**Problem requirements:** A verbatim copy of the records is required, with all pictures left out.

====== Input ======

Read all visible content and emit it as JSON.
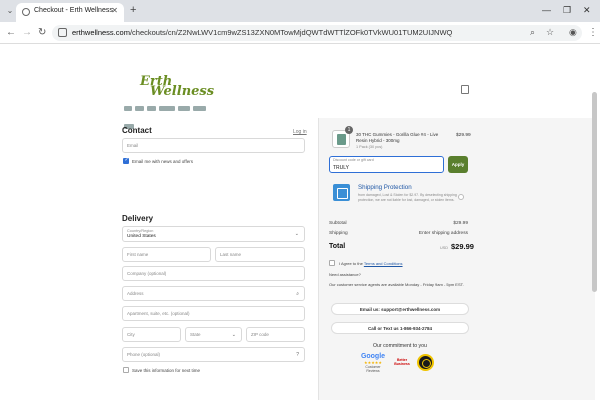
{
  "browser": {
    "tab_title": "Checkout - Erth Wellness",
    "url_domain": "erthwellness.com",
    "url_path": "/checkouts/cn/Z2NwLWV1cm9wZS13ZXN0MTowMjdQWTdWTTlZOFk0TVkWU01TUM2UIJNWQ"
  },
  "brand": {
    "name_line1": "Erth",
    "name_line2": "Wellness",
    "color": "#6b8e23"
  },
  "contact": {
    "title": "Contact",
    "login_link": "Log in",
    "email_placeholder": "Email",
    "offers_label": "Email me with news and offers"
  },
  "delivery": {
    "title": "Delivery",
    "country_label": "Country/Region",
    "country_value": "United States",
    "first_name": "First name",
    "last_name": "Last name",
    "company": "Company (optional)",
    "address": "Address",
    "apartment": "Apartment, suite, etc. (optional)",
    "city": "City",
    "state": "State",
    "zip": "ZIP code",
    "phone": "Phone (optional)",
    "save_info": "Save this information for next time"
  },
  "order": {
    "quantity": "1",
    "product_name": "30 THC Gummies - Gorilla Glue #4 - Live Resin Hybrid - 300mg",
    "product_sub": "1 Pack (30 pcs)",
    "product_price": "$29.99",
    "discount_label": "Discount code or gift card",
    "discount_value": "TRULY",
    "apply_label": "Apply",
    "shipping_protection_title": "Shipping Protection",
    "shipping_protection_desc": "from damaged, Lost & Stolen for $2.97. By deselecting shipping protection, we are not liable for lost, damaged, or stolen items.",
    "subtotal_label": "Subtotal",
    "subtotal_value": "$29.99",
    "shipping_label": "Shipping",
    "shipping_value": "Enter shipping address",
    "total_label": "Total",
    "total_currency": "USD",
    "total_value": "$29.99",
    "agree_label": "I Agree to the",
    "agree_link": "Terms and Conditions",
    "need_assistance": "Need assistance?",
    "hours_text": "Our customer service agents are available Monday - Friday 9am - 5pm EST.",
    "email_button": "Email us: support@erthwellness.com",
    "text_button": "Call or Text us 1-866-934-2784",
    "commitment": "Our commitment to you"
  },
  "badges": {
    "google": "Google",
    "google_sub": "Customer Reviews",
    "bbb": "Better Business"
  }
}
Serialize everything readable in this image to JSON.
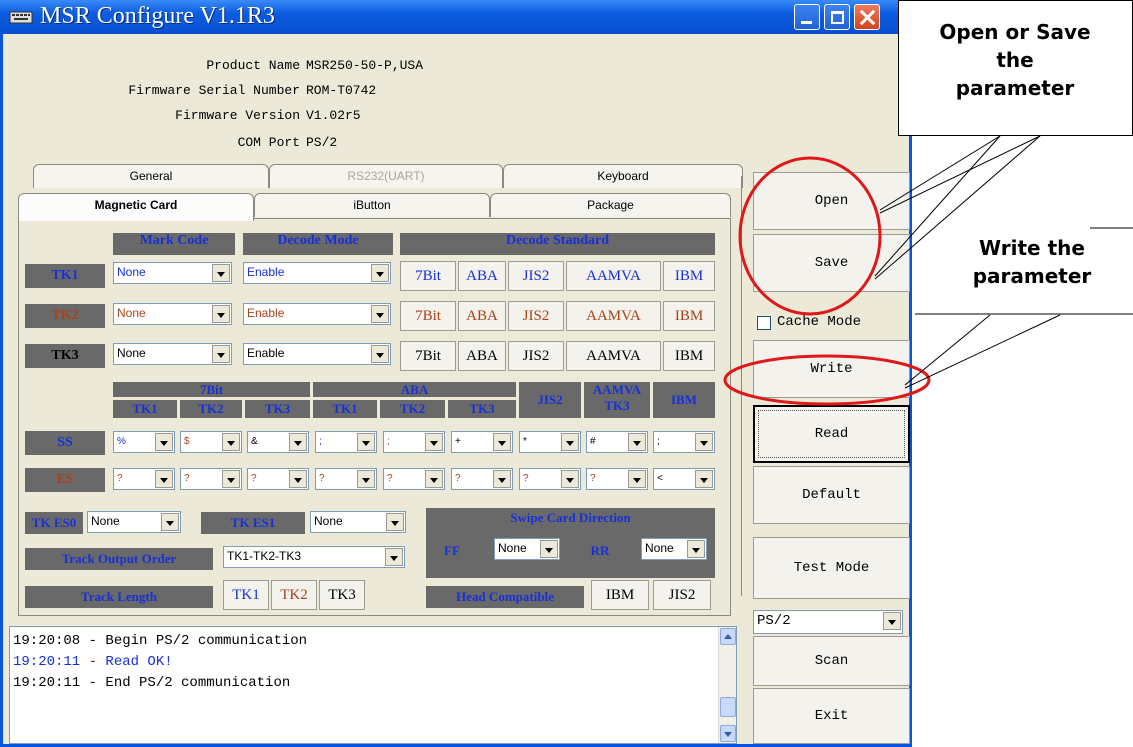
{
  "window": {
    "title": "MSR Configure V1.1R3"
  },
  "info": [
    {
      "key": "Product Name",
      "value": "MSR250-50-P,USA"
    },
    {
      "key": "Firmware Serial Number",
      "value": "ROM-T0742"
    },
    {
      "key": "Firmware Version",
      "value": "V1.02r5"
    },
    {
      "key": "COM Port",
      "value": "PS/2"
    }
  ],
  "tabs_back": [
    "General",
    "RS232(UART)",
    "Keyboard"
  ],
  "tabs_front": [
    "Magnetic Card",
    "iButton",
    "Package"
  ],
  "decode": {
    "headers": {
      "mark_code": "Mark Code",
      "decode_mode": "Decode Mode",
      "decode_standard": "Decode Standard"
    },
    "rows": [
      {
        "track": "TK1",
        "mark": "None",
        "mode": "Enable",
        "standards": [
          "7Bit",
          "ABA",
          "JIS2",
          "AAMVA",
          "IBM"
        ]
      },
      {
        "track": "TK2",
        "mark": "None",
        "mode": "Enable",
        "standards": [
          "7Bit",
          "ABA",
          "JIS2",
          "AAMVA",
          "IBM"
        ]
      },
      {
        "track": "TK3",
        "mark": "None",
        "mode": "Enable",
        "standards": [
          "7Bit",
          "ABA",
          "JIS2",
          "AAMVA",
          "IBM"
        ]
      }
    ]
  },
  "sentinel": {
    "groups": {
      "g7bit": "7Bit",
      "aba": "ABA",
      "jis2": "JIS2",
      "aamva": "AAMVA",
      "aamva_tk3": "TK3",
      "ibm": "IBM"
    },
    "sub": [
      "TK1",
      "TK2",
      "TK3",
      "TK1",
      "TK2",
      "TK3"
    ],
    "ss_label": "SS",
    "es_label": "ES",
    "ss": [
      "%",
      "$",
      "&",
      ";",
      ";",
      "+",
      "*",
      "#",
      ";"
    ],
    "es": [
      "?",
      "?",
      "?",
      "?",
      "?",
      "?",
      "?",
      "?",
      "<"
    ]
  },
  "bottom": {
    "tkes0_label": "TK ES0",
    "tkes0_value": "None",
    "tkes1_label": "TK ES1",
    "tkes1_value": "None",
    "swipe_label": "Swipe Card Direction",
    "ff_label": "FF",
    "ff_value": "None",
    "rr_label": "RR",
    "rr_value": "None",
    "order_label": "Track Output Order",
    "order_value": "TK1-TK2-TK3",
    "length_label": "Track Length",
    "length_buttons": [
      "TK1",
      "TK2",
      "TK3"
    ],
    "head_label": "Head Compatible",
    "head_buttons": [
      "IBM",
      "JIS2"
    ]
  },
  "buttons": {
    "open": "Open",
    "save": "Save",
    "cache_mode": "Cache Mode",
    "write": "Write",
    "read": "Read",
    "default": "Default",
    "test_mode": "Test Mode",
    "port_value": "PS/2",
    "scan": "Scan",
    "exit": "Exit"
  },
  "log": [
    {
      "text": "19:20:08 - Begin PS/2 communication",
      "color": "#000000"
    },
    {
      "text": "19:20:11 - Read OK!",
      "color": "#1730d8"
    },
    {
      "text": "19:20:11 - End PS/2 communication",
      "color": "#000000"
    }
  ],
  "callouts": {
    "open_save": [
      "Open or Save",
      "the",
      "parameter"
    ],
    "write": [
      "Write the",
      "parameter"
    ]
  },
  "colors": {
    "title_blue": "#0a54e3",
    "label_gray": "#696969",
    "header_text": "#1730d8",
    "tk2_brown": "#a8421a",
    "highlight_red": "#e0181a"
  }
}
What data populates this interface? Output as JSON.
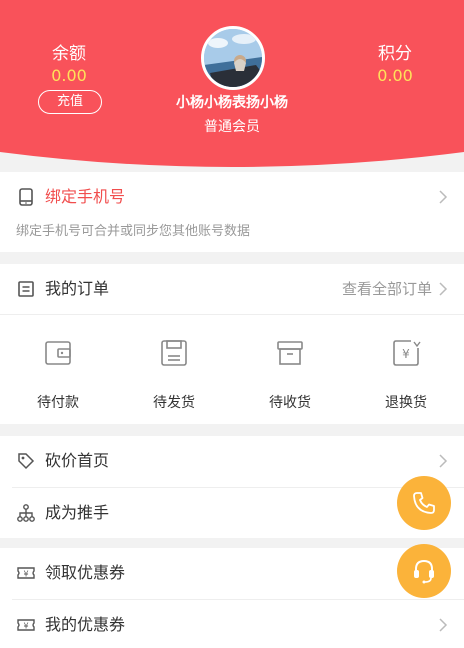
{
  "header": {
    "balance_label": "余额",
    "balance_value": "0.00",
    "recharge_label": "充值",
    "points_label": "积分",
    "points_value": "0.00",
    "username": "小杨小杨表扬小杨",
    "member_level": "普通会员",
    "bg_color": "#f9525a",
    "value_color": "#ffe25a"
  },
  "bind_phone": {
    "title": "绑定手机号",
    "description": "绑定手机号可合并或同步您其他账号数据",
    "title_color": "#f14d4d",
    "icon": "phone-icon"
  },
  "orders": {
    "title": "我的订单",
    "view_all": "查看全部订单",
    "items": [
      {
        "label": "待付款",
        "icon": "wallet-icon"
      },
      {
        "label": "待发货",
        "icon": "package-save-icon"
      },
      {
        "label": "待收货",
        "icon": "box-icon"
      },
      {
        "label": "退换货",
        "icon": "refund-icon"
      }
    ]
  },
  "menu": {
    "bargain": "砍价首页",
    "promoter": "成为推手",
    "get_coupons": "领取优惠券",
    "my_coupons": "我的优惠券"
  },
  "fab": {
    "phone": "phone-call-icon",
    "service": "headset-icon",
    "color": "#fbb33a"
  }
}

======

**Completed exercise:**
Read all visible content and emit it as JSON.
{
  "browser": {
    "tab_title": "Checkout - Erth Wellness",
    "url_domain": "erthwellness.com",
    "url_path": "/checkouts/cn/Z2NwLWV1cm9wZS13ZXN0MTowMjdQWTdWTTlZOFk0TVkWU01TUM2UIJNWQ"
  },
  "brand": {
    "name_line1": "Erth",
    "name_line2": "Wellness",
    "color": "#6b8e23"
  },
  "contact": {
    "title": "Contact",
    "login_link": "Log in",
    "email_placeholder": "Email",
    "offers_label": "Email me with news and offers"
  },
  "delivery": {
    "title": "Delivery",
    "country_label": "Country/Region",
    "country_value": "United States",
    "first_name": "First name",
    "last_name": "Last name",
    "company": "Company (optional)",
    "address": "Address",
    "apartment": "Apartment, suite, etc. (optional)",
    "city": "City",
    "state": "State",
    "zip": "ZIP code",
    "phone": "Phone (optional)",
    "save_info": "Save this information for next time"
  },
  "order": {
    "quantity": "1",
    "product_name": "30 THC Gummies - Gorilla Glue #4 - Live Resin Hybrid - 300mg",
    "product_sub": "1 Pack (30 pcs)",
    "product_price": "$29.99",
    "discount_label": "Discount code or gift card",
    "discount_value": "TRULY",
    "apply_label": "Apply",
    "shipping_protection_title": "Shipping Protection",
    "shipping_protection_desc": "from damaged, Lost & Stolen for $2.97. By deselecting shipping protection, we are not liable for lost, damaged, or stolen items.",
    "subtotal_label": "Subtotal",
    "subtotal_value": "$29.99",
    "shipping_label": "Shipping",
    "shipping_value": "Enter shipping address",
    "total_label": "Total",
    "total_currency": "USD",
    "total_value": "$29.99",
    "agree_label": "I Agree to the",
    "agree_link": "Terms and Conditions",
    "need_assistance": "Need assistance?",
    "hours_text": "Our customer service agents are available Monday - Friday 9am - 5pm EST.",
    "email_button": "Email us: support@erthwellness.com",
    "text_button": "Call or Text us 1-866-934-2784",
    "commitment": "Our commitment to you"
  },
  "badges": {
    "google": "Google",
    "google_sub": "Customer Reviews",
    "bbb": "Better Business"
  }
}
Serialize everything readable in this image to JSON.
{
  "window": {
    "title": "MSR Configure V1.1R3"
  },
  "info": [
    {
      "key": "Product Name",
      "value": "MSR250-50-P,USA"
    },
    {
      "key": "Firmware Serial Number",
      "value": "ROM-T0742"
    },
    {
      "key": "Firmware Version",
      "value": "V1.02r5"
    },
    {
      "key": "COM Port",
      "value": "PS/2"
    }
  ],
  "tabs_back": [
    "General",
    "RS232(UART)",
    "Keyboard"
  ],
  "tabs_front": [
    "Magnetic Card",
    "iButton",
    "Package"
  ],
  "decode": {
    "headers": {
      "mark_code": "Mark Code",
      "decode_mode": "Decode Mode",
      "decode_standard": "Decode Standard"
    },
    "rows": [
      {
        "track": "TK1",
        "mark": "None",
        "mode": "Enable",
        "standards": [
          "7Bit",
          "ABA",
          "JIS2",
          "AAMVA",
          "IBM"
        ]
      },
      {
        "track": "TK2",
        "mark": "None",
        "mode": "Enable",
        "standards": [
          "7Bit",
          "ABA",
          "JIS2",
          "AAMVA",
          "IBM"
        ]
      },
      {
        "track": "TK3",
        "mark": "None",
        "mode": "Enable",
        "standards": [
          "7Bit",
          "ABA",
          "JIS2",
          "AAMVA",
          "IBM"
        ]
      }
    ]
  },
  "sentinel": {
    "groups": {
      "g7bit": "7Bit",
      "aba": "ABA",
      "jis2": "JIS2",
      "aamva": "AAMVA",
      "aamva_tk3": "TK3",
      "ibm": "IBM"
    },
    "sub": [
      "TK1",
      "TK2",
      "TK3",
      "TK1",
      "TK2",
      "TK3"
    ],
    "ss_label": "SS",
    "es_label": "ES",
    "ss": [
      "%",
      "$",
      "&",
      ";",
      ";",
      "+",
      "*",
      "#",
      ";"
    ],
    "es": [
      "?",
      "?",
      "?",
      "?",
      "?",
      "?",
      "?",
      "?",
      "<"
    ]
  },
  "bottom": {
    "tkes0_label": "TK ES0",
    "tkes0_value": "None",
    "tkes1_label": "TK ES1",
    "tkes1_value": "None",
    "swipe_label": "Swipe Card Direction",
    "ff_label": "FF",
    "ff_value": "None",
    "rr_label": "RR",
    "rr_value": "None",
    "order_label": "Track Output Order",
    "order_value": "TK1-TK2-TK3",
    "length_label": "Track Length",
    "length_buttons": [
      "TK1",
      "TK2",
      "TK3"
    ],
    "head_label": "Head Compatible",
    "head_buttons": [
      "IBM",
      "JIS2"
    ]
  },
  "buttons": {
    "open": "Open",
    "save": "Save",
    "cache_mode": "Cache Mode",
    "write": "Write",
    "read": "Read",
    "default": "Default",
    "test_mode": "Test Mode",
    "port_value": "PS/2",
    "scan": "Scan",
    "exit": "Exit"
  },
  "log": [
    {
      "text": "19:20:08 - Begin PS/2 communication",
      "color": "#000000"
    },
    {
      "text": "19:20:11 - Read OK!",
      "color": "#1730d8"
    },
    {
      "text": "19:20:11 - End PS/2 communication",
      "color": "#000000"
    }
  ],
  "callouts": {
    "open_save": [
      "Open or Save",
      "the",
      "parameter"
    ],
    "write": [
      "Write the",
      "parameter"
    ]
  },
  "colors": {
    "title_blue": "#0a54e3",
    "label_gray": "#696969",
    "header_text": "#1730d8",
    "tk2_brown": "#a8421a",
    "highlight_red": "#e0181a"
  }
}
What data populates this interface? Output as JSON.
{
  "header": {
    "balance_label": "余额",
    "balance_value": "0.00",
    "recharge_label": "充值",
    "points_label": "积分",
    "points_value": "0.00",
    "username": "小杨小杨表扬小杨",
    "member_level": "普通会员",
    "bg_color": "#f9525a",
    "value_color": "#ffe25a"
  },
  "bind_phone": {
    "title": "绑定手机号",
    "description": "绑定手机号可合并或同步您其他账号数据",
    "title_color": "#f14d4d",
    "icon": "phone-icon"
  },
  "orders": {
    "title": "我的订单",
    "view_all": "查看全部订单",
    "items": [
      {
        "label": "待付款",
        "icon": "wallet-icon"
      },
      {
        "label": "待发货",
        "icon": "package-save-icon"
      },
      {
        "label": "待收货",
        "icon": "box-icon"
      },
      {
        "label": "退换货",
        "icon": "refund-icon"
      }
    ]
  },
  "menu": {
    "bargain": "砍价首页",
    "promoter": "成为推手",
    "get_coupons": "领取优惠券",
    "my_coupons": "我的优惠券"
  },
  "fab": {
    "phone": "phone-call-icon",
    "service": "headset-icon",
    "color": "#fbb33a"
  }
}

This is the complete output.